» Goal of the exercise: In the records below, find each line containing the word "name" and copy it.

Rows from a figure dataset
□ □ □ □ □

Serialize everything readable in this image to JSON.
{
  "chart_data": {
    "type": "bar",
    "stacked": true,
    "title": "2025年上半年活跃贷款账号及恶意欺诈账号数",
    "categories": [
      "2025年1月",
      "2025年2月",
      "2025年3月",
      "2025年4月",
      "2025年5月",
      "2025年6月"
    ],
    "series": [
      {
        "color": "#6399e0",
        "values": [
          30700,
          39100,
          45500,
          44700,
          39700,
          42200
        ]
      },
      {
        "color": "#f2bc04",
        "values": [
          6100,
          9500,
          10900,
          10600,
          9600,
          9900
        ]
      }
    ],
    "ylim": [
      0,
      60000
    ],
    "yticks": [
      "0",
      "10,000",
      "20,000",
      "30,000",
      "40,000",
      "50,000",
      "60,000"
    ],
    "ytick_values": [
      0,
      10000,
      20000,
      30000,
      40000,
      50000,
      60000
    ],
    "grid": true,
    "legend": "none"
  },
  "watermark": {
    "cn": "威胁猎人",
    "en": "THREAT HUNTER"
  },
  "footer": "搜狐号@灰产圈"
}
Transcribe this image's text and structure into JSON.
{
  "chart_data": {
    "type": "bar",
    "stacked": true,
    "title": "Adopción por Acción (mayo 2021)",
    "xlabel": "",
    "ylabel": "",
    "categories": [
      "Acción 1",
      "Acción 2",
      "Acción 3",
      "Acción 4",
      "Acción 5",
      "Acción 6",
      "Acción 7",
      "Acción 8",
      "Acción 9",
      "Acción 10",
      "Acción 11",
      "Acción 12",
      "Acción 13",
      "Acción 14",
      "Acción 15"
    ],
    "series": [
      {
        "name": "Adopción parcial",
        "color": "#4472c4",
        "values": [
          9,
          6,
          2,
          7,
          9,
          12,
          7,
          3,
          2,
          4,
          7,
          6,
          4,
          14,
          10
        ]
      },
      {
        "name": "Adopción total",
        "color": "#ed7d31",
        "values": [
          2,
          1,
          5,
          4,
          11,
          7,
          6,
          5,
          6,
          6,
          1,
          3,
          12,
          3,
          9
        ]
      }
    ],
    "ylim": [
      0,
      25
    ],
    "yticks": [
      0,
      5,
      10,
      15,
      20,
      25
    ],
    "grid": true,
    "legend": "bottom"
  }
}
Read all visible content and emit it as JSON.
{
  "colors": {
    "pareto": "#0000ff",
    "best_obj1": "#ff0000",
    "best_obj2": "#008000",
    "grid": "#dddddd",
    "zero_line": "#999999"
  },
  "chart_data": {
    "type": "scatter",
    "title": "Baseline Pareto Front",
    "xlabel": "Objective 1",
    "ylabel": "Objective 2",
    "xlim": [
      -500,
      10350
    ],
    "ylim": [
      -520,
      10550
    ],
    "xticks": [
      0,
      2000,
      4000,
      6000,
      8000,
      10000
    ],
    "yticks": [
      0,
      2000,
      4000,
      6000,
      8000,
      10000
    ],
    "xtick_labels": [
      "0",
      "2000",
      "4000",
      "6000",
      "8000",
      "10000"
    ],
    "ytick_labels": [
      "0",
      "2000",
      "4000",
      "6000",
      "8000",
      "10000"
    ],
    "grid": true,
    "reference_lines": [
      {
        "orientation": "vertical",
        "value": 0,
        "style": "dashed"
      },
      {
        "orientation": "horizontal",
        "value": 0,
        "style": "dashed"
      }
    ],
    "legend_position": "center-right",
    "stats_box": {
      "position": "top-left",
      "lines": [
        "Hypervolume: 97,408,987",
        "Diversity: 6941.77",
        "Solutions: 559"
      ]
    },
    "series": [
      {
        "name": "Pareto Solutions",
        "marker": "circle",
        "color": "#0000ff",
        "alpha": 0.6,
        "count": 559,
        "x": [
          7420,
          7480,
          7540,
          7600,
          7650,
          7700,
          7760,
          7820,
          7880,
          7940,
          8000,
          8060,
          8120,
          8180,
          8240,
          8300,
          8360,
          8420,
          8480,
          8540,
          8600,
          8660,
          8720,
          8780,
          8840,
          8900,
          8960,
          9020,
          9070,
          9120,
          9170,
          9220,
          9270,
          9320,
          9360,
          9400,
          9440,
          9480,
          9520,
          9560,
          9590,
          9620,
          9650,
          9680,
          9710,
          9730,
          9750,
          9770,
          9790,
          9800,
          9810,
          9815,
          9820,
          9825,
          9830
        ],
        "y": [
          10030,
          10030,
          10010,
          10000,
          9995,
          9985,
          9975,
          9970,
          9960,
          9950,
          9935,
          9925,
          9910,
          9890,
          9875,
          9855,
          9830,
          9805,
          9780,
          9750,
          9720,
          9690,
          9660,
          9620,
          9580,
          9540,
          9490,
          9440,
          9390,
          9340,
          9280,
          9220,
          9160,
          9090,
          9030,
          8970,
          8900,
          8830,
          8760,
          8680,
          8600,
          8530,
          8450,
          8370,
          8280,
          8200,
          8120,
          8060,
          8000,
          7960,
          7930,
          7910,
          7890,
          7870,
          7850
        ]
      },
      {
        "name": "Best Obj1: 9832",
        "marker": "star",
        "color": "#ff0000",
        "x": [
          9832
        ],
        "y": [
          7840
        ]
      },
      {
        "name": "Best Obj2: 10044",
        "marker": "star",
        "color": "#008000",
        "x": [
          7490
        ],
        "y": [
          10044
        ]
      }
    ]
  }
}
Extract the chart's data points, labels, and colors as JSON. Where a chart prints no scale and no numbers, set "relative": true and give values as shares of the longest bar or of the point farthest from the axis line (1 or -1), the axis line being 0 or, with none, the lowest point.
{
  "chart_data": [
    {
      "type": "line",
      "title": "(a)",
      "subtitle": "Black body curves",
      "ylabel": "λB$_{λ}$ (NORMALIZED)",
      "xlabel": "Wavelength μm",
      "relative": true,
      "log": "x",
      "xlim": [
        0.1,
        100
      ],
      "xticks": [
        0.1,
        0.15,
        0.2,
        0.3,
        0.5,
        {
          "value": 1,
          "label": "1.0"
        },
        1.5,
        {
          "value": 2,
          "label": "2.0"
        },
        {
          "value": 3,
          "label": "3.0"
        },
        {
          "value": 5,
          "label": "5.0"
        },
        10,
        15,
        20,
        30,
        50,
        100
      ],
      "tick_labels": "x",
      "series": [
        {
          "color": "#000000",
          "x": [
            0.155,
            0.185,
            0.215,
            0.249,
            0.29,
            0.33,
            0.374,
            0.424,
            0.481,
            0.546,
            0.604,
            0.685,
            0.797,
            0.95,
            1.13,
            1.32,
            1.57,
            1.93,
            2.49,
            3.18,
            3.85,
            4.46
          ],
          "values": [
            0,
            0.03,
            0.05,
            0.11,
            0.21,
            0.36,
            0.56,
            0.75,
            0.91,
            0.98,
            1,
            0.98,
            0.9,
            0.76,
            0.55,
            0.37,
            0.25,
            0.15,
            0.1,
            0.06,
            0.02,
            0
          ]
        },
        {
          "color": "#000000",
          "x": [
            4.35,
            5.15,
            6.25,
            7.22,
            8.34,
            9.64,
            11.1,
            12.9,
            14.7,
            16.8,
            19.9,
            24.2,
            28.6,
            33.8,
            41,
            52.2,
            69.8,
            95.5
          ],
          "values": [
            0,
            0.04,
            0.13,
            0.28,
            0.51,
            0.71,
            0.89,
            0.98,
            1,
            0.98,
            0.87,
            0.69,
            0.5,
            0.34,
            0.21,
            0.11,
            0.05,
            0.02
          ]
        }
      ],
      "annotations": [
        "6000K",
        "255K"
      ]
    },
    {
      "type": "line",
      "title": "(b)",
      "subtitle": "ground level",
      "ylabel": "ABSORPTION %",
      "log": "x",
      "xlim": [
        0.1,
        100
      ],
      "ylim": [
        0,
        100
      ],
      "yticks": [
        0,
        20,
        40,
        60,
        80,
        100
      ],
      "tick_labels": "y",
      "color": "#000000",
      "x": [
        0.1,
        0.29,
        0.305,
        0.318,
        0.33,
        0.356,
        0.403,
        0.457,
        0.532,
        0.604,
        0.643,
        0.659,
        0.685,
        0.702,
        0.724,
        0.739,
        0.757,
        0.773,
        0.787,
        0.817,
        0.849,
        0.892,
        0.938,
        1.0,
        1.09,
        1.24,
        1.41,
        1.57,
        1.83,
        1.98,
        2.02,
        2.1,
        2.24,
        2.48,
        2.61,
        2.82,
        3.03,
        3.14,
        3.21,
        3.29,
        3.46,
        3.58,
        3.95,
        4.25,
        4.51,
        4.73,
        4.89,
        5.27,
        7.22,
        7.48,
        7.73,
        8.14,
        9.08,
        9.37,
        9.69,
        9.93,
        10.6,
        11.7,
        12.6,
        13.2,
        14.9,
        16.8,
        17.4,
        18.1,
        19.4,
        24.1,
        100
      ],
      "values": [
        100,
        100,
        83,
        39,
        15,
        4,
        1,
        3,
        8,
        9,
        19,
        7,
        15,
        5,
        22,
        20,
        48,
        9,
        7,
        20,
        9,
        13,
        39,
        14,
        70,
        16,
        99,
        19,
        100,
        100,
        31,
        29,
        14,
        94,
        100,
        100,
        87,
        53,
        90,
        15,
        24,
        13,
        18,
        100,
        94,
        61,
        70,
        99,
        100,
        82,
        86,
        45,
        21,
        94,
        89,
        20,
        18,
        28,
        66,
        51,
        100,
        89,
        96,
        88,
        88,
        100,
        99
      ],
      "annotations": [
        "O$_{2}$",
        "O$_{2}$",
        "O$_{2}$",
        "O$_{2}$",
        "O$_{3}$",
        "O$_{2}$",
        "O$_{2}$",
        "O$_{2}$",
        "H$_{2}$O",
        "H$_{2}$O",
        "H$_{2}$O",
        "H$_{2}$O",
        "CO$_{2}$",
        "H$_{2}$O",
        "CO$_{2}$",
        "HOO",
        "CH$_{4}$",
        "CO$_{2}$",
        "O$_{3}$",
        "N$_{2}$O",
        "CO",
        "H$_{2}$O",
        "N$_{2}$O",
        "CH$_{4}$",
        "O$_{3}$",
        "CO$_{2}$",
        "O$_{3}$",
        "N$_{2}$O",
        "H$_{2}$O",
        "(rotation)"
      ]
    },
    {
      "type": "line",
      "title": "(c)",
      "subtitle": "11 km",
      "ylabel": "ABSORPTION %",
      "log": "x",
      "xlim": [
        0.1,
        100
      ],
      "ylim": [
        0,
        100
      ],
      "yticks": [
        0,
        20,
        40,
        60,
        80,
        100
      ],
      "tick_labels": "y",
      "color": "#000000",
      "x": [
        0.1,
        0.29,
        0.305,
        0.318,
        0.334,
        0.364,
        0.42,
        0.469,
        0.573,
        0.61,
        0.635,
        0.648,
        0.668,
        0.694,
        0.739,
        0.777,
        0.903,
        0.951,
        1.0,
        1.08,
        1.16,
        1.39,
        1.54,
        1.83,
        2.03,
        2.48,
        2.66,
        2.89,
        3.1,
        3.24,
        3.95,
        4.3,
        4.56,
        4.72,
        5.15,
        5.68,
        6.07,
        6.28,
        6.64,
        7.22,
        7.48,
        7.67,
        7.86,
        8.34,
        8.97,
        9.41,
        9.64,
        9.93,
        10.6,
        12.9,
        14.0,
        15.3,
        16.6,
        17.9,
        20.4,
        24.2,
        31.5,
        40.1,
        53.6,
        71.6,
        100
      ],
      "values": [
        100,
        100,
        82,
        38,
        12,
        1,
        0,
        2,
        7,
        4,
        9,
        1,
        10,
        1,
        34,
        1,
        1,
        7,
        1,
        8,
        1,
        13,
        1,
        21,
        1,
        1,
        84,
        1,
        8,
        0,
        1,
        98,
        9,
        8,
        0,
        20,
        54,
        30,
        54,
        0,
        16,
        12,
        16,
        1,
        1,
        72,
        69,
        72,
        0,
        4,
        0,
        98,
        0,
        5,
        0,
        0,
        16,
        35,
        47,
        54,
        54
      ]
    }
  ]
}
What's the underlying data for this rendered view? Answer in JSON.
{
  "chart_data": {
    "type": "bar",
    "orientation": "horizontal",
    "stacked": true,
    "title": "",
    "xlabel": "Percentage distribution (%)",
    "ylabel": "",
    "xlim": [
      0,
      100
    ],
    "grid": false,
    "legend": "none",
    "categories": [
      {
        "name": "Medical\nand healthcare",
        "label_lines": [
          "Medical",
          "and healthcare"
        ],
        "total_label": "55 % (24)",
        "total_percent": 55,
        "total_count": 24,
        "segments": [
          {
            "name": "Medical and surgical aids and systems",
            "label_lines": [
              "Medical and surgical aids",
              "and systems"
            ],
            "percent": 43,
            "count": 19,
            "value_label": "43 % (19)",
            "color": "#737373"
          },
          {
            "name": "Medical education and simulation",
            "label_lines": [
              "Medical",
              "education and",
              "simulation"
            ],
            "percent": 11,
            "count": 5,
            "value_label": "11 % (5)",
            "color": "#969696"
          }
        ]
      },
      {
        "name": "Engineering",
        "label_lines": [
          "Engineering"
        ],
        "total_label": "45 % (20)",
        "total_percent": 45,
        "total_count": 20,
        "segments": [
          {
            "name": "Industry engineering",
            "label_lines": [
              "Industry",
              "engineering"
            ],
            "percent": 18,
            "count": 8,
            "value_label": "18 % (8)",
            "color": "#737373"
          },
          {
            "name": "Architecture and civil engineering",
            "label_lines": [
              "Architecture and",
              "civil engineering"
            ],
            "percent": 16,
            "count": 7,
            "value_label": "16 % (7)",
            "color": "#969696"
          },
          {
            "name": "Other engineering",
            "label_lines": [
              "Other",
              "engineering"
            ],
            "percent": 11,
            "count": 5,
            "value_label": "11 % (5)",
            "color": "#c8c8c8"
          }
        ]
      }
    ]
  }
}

□ □ □ □ □

» The output:
        "name": "Adopción parcial",
        "name": "Adopción total",
        "name": "Pareto Solutions",
        "name": "Best Obj1: 9832",
        "name": "Best Obj2: 10044",
        "name": "Medical\nand healthcare",
            "name": "Medical and surgical aids and systems",
            "name": "Medical education and simulation",
        "name": "Engineering",
            "name": "Industry engineering",
            "name": "Architecture and civil engineering",
            "name": "Other engineering",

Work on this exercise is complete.